## start

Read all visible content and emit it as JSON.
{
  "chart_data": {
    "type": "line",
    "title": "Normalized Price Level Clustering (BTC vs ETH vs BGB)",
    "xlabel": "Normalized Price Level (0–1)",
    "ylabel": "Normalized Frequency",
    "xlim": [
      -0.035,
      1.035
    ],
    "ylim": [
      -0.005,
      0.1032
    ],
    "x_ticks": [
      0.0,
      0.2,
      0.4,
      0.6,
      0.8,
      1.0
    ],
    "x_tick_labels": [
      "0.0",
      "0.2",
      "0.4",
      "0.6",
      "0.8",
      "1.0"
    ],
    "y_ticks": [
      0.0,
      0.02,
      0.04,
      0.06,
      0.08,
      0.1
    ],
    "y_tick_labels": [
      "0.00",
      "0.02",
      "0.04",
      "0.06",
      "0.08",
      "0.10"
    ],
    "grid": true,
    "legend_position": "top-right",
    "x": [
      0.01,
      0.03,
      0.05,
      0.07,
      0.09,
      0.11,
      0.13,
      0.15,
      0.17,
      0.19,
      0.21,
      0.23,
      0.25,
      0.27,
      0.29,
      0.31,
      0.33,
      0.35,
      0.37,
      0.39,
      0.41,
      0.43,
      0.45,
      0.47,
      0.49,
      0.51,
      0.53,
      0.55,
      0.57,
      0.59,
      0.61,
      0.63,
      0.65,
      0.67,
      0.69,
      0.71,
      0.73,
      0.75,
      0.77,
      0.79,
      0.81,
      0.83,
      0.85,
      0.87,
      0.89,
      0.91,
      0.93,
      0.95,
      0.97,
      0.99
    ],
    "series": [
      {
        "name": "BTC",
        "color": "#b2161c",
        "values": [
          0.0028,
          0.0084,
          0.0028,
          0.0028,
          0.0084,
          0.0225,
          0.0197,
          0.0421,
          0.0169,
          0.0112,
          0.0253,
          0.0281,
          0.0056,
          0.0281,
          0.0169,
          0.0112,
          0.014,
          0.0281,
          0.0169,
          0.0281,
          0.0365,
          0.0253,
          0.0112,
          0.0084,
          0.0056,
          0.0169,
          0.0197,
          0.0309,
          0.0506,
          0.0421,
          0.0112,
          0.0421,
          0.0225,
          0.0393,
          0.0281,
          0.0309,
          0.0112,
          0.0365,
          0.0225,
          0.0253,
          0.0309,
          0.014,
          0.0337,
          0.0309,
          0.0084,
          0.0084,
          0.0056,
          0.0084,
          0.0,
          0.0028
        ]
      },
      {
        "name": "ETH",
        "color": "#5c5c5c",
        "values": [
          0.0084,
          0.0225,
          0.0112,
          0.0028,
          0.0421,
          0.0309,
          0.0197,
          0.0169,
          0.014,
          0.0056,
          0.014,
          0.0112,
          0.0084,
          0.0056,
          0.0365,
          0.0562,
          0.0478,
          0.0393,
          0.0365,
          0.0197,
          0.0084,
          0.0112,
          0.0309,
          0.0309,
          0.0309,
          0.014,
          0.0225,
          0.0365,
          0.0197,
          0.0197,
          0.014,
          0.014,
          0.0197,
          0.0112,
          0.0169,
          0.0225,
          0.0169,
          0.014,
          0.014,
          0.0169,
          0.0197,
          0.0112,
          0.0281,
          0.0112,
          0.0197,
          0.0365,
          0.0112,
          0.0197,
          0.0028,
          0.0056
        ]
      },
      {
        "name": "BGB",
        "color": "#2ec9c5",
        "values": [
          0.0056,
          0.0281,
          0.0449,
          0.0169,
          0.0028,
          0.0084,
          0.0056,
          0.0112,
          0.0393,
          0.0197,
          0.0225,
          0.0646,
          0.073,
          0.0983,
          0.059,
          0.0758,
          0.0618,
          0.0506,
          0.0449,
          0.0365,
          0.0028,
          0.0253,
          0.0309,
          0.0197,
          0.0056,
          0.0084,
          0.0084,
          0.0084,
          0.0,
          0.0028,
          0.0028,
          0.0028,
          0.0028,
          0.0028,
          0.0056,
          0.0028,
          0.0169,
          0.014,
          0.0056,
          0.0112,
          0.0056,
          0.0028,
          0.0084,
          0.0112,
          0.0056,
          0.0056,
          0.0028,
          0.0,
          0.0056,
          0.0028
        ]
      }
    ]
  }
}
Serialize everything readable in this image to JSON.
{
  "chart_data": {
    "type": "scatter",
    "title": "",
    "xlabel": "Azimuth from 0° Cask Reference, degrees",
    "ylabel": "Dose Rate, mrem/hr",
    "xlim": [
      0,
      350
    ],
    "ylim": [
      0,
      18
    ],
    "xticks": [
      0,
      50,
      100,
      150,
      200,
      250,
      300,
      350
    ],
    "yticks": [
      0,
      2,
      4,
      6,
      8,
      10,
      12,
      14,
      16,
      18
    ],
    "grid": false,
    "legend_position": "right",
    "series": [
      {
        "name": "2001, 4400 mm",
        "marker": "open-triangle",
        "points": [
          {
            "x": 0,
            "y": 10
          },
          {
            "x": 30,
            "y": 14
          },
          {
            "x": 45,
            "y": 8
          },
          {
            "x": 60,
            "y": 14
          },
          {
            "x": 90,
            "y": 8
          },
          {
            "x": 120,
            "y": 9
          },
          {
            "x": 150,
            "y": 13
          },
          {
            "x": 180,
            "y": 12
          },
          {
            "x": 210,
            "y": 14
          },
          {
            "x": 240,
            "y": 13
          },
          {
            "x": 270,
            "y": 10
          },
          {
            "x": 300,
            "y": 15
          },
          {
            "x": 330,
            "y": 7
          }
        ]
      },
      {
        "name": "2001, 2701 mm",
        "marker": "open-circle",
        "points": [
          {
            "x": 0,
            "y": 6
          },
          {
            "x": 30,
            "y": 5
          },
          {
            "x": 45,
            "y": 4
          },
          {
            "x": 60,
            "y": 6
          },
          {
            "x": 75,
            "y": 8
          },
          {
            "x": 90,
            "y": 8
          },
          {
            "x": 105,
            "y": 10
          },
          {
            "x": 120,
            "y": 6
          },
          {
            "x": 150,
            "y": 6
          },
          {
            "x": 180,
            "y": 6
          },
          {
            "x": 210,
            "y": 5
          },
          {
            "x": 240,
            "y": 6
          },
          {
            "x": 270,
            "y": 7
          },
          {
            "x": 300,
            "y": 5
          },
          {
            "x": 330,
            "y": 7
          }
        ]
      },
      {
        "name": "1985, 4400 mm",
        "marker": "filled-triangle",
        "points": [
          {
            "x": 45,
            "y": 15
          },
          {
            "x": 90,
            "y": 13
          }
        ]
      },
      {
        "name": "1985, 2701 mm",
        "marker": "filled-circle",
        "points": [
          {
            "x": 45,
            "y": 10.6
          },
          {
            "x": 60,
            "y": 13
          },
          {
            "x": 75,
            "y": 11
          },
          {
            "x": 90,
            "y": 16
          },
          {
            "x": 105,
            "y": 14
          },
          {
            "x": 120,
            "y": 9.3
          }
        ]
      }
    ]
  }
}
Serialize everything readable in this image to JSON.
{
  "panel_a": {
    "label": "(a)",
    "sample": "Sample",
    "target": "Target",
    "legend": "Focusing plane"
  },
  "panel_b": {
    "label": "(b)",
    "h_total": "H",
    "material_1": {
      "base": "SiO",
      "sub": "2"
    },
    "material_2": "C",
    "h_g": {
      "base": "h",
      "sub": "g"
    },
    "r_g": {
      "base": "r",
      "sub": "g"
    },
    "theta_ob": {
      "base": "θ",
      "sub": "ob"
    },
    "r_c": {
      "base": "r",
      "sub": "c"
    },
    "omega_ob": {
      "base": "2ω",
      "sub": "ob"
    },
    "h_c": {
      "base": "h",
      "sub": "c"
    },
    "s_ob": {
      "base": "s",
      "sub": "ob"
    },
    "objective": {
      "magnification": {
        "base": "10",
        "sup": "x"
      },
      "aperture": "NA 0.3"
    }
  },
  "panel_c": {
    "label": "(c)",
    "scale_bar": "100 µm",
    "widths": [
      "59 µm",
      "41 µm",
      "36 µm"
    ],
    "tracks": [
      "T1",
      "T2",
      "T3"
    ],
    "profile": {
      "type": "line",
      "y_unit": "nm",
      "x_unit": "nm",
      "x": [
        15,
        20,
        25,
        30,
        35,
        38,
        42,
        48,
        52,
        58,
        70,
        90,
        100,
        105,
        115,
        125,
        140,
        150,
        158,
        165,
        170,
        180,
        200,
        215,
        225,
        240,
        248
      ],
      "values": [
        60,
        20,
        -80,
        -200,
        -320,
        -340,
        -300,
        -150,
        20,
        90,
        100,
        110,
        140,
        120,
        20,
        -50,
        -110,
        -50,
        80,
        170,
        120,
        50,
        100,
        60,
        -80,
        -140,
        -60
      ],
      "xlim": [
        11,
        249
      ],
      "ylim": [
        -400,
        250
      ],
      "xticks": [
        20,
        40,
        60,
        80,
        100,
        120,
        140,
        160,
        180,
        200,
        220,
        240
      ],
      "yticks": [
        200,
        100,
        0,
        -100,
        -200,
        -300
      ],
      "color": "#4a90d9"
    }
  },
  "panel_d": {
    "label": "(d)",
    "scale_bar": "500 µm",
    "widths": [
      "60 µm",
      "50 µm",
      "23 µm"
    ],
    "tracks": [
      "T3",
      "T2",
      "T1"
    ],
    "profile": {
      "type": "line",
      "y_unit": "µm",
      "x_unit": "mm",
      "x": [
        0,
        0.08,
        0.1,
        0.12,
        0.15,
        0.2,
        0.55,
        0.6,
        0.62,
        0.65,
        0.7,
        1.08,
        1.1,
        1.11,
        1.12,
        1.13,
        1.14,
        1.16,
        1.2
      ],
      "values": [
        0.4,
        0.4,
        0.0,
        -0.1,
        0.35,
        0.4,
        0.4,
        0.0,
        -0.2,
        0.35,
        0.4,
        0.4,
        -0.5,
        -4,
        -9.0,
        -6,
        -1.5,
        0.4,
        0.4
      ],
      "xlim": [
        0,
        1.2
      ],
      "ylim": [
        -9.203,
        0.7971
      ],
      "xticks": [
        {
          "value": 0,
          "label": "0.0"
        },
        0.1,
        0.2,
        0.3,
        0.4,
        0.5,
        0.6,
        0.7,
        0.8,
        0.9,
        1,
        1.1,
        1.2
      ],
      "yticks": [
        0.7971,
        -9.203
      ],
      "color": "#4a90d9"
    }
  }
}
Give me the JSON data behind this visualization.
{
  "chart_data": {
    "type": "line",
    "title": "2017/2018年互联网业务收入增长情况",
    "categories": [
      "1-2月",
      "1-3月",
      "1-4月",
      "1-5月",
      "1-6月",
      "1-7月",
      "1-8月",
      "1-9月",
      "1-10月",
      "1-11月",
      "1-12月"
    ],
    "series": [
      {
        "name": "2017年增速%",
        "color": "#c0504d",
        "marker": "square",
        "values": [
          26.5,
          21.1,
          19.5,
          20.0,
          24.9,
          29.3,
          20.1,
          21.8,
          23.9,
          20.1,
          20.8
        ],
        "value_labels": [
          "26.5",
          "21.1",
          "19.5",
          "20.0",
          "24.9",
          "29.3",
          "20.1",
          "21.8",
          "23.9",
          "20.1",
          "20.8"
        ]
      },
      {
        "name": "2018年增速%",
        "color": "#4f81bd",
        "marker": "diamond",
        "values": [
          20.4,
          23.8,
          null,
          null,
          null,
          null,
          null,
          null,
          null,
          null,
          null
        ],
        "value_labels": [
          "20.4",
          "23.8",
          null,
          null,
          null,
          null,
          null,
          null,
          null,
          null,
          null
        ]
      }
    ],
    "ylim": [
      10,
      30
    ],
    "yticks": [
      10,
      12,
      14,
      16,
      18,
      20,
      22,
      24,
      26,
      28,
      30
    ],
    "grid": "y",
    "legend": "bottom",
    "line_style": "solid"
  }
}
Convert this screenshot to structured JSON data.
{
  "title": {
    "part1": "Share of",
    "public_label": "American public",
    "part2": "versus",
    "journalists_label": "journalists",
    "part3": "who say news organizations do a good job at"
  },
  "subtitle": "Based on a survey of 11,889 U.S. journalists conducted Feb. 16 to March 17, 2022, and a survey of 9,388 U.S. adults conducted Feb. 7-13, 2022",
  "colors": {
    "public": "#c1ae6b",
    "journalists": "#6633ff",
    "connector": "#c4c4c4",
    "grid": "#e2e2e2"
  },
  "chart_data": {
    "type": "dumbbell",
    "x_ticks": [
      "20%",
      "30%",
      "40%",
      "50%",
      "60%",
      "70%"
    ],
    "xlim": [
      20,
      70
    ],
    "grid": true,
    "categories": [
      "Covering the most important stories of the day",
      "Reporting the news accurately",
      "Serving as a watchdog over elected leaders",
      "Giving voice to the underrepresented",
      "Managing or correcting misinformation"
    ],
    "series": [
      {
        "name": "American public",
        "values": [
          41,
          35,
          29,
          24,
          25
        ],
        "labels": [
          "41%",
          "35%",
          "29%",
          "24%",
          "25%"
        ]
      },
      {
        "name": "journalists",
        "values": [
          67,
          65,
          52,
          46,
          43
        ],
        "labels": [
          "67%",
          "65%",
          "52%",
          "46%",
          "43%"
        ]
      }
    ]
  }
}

## end

From the records above, pull out each line that has "name".

        "name": "BTC",
        "name": "ETH",
        "name": "BGB",
        "name": "2001, 4400 mm",
        "name": "2001, 2701 mm",
        "name": "1985, 4400 mm",
        "name": "1985, 2701 mm",
        "name": "2017年增速%",
        "name": "2018年增速%",
        "name": "American public",
        "name": "journalists",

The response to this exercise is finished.